* Begin Entries provided *

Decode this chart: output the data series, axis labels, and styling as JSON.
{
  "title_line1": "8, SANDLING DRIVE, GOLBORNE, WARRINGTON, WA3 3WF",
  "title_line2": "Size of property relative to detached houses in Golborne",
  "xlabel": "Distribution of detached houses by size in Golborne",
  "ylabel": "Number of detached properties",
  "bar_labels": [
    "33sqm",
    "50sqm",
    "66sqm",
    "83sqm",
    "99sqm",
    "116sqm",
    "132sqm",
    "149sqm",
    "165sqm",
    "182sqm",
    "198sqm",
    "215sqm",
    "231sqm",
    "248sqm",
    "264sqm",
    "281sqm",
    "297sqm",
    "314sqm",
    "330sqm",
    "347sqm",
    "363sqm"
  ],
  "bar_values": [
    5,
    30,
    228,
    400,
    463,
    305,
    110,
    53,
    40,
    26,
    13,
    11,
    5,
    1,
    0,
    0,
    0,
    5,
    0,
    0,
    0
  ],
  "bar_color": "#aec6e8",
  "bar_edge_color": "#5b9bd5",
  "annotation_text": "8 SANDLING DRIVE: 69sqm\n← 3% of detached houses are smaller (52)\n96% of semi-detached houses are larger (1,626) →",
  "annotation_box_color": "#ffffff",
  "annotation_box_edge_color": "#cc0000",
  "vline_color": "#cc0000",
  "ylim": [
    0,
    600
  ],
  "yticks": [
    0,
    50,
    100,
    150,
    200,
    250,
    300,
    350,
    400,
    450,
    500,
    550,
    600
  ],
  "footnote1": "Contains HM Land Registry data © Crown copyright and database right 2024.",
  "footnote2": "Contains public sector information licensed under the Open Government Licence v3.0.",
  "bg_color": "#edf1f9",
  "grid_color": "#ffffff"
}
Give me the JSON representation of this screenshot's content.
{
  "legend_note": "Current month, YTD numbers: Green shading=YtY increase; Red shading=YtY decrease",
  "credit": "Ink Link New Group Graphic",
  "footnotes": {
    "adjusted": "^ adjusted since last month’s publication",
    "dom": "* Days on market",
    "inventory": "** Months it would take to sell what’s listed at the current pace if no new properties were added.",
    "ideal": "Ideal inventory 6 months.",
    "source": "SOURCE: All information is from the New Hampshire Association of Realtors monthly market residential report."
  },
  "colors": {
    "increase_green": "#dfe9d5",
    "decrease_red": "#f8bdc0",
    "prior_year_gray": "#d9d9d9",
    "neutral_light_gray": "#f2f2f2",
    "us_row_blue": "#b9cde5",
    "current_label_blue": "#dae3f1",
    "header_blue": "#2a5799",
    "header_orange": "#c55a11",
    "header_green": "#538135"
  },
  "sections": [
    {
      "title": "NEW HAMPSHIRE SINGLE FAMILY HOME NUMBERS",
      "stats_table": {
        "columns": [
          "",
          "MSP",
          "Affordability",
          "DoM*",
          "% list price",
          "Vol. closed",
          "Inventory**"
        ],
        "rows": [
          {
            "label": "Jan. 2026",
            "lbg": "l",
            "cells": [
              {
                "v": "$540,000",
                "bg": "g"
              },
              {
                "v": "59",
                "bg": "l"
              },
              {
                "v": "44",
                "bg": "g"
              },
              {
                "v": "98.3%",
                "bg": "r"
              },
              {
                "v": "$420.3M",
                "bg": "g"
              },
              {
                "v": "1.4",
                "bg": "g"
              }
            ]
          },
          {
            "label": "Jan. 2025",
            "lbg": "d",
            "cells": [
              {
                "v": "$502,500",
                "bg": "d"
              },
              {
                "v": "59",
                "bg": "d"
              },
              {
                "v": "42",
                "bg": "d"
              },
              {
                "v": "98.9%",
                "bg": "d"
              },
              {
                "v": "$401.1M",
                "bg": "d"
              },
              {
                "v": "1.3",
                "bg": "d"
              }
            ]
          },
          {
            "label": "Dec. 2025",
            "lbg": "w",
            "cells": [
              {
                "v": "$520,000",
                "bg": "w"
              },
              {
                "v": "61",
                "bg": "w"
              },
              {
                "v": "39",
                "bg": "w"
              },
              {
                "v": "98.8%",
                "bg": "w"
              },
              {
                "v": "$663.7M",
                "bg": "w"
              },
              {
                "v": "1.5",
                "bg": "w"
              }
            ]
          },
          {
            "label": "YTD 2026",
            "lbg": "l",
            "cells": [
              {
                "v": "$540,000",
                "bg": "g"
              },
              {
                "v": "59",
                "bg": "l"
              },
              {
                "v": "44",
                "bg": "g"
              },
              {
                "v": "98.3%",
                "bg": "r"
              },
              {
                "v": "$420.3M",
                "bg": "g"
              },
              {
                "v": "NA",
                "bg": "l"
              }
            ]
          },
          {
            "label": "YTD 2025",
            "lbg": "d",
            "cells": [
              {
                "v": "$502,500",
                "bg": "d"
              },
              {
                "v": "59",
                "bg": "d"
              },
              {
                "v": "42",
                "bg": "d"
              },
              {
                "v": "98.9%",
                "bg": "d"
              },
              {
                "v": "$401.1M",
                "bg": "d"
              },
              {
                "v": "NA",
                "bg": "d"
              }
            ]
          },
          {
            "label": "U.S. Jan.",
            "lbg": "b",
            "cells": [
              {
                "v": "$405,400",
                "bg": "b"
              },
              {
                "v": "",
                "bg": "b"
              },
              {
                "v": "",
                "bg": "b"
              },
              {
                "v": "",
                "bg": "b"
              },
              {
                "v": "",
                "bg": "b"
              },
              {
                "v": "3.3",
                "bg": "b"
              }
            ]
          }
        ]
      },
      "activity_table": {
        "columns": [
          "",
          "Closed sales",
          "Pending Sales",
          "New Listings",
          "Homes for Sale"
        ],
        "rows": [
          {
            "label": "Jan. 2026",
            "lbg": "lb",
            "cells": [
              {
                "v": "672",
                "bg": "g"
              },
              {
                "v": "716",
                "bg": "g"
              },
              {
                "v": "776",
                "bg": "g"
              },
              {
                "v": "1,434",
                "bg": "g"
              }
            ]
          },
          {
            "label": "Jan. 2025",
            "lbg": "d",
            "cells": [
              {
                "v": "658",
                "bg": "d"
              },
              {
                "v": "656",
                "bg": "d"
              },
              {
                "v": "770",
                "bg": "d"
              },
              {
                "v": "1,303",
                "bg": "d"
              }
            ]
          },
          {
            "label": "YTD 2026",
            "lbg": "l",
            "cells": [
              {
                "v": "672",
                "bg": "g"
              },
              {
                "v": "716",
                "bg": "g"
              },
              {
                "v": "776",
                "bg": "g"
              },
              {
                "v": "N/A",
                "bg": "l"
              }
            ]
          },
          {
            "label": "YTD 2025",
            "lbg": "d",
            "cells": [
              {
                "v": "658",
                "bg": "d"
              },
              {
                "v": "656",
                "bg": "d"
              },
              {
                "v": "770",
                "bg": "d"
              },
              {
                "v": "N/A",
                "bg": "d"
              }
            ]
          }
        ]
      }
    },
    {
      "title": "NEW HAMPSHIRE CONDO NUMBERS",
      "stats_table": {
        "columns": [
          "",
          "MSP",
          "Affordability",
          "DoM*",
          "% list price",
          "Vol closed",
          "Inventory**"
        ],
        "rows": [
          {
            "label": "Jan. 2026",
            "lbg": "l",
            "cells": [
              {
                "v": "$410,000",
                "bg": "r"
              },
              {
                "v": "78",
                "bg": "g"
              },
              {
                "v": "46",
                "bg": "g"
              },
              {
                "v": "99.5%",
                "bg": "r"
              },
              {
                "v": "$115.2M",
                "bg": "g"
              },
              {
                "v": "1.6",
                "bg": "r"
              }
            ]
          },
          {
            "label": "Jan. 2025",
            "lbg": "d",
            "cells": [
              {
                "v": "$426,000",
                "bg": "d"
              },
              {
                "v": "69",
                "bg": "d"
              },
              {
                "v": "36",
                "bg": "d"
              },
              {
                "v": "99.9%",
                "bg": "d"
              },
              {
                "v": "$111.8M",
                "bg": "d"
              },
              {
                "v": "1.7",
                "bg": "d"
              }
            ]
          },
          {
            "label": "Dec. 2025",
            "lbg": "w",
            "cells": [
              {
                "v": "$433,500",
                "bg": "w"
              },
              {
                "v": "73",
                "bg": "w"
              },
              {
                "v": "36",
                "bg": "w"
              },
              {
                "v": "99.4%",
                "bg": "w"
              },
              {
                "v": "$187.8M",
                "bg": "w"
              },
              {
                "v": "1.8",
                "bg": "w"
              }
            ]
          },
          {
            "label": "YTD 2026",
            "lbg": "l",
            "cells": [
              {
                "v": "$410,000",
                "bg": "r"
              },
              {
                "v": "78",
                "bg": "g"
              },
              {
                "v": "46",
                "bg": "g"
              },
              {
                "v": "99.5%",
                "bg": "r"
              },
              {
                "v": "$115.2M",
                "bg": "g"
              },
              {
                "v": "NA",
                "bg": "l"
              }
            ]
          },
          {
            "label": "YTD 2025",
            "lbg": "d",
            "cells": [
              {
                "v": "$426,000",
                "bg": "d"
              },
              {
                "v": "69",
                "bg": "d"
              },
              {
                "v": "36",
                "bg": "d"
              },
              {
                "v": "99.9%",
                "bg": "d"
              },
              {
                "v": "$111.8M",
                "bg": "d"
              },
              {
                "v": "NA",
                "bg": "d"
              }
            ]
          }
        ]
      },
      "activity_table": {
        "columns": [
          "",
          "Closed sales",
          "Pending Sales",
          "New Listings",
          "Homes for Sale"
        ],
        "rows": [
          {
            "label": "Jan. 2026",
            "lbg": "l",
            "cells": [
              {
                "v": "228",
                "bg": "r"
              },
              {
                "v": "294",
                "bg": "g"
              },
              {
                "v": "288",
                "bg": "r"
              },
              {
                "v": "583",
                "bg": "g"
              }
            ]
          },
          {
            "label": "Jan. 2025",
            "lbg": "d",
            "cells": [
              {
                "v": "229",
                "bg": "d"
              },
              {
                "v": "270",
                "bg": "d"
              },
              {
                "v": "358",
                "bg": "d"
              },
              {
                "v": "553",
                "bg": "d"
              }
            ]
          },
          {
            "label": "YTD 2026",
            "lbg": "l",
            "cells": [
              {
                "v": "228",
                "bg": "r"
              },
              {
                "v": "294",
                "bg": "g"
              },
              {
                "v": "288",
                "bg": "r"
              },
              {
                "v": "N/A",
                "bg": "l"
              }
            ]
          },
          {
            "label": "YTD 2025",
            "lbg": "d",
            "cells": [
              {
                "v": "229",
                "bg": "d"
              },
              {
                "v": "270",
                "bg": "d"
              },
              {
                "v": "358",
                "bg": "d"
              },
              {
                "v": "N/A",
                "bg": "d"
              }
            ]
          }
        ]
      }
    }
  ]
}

* End Entries provided *

- **To do**: Identify and copy all lines with the word "ffffff".

- **Correct response**:
  "annotation_box_color": "#ffffff",
  "grid_color": "#ffffff"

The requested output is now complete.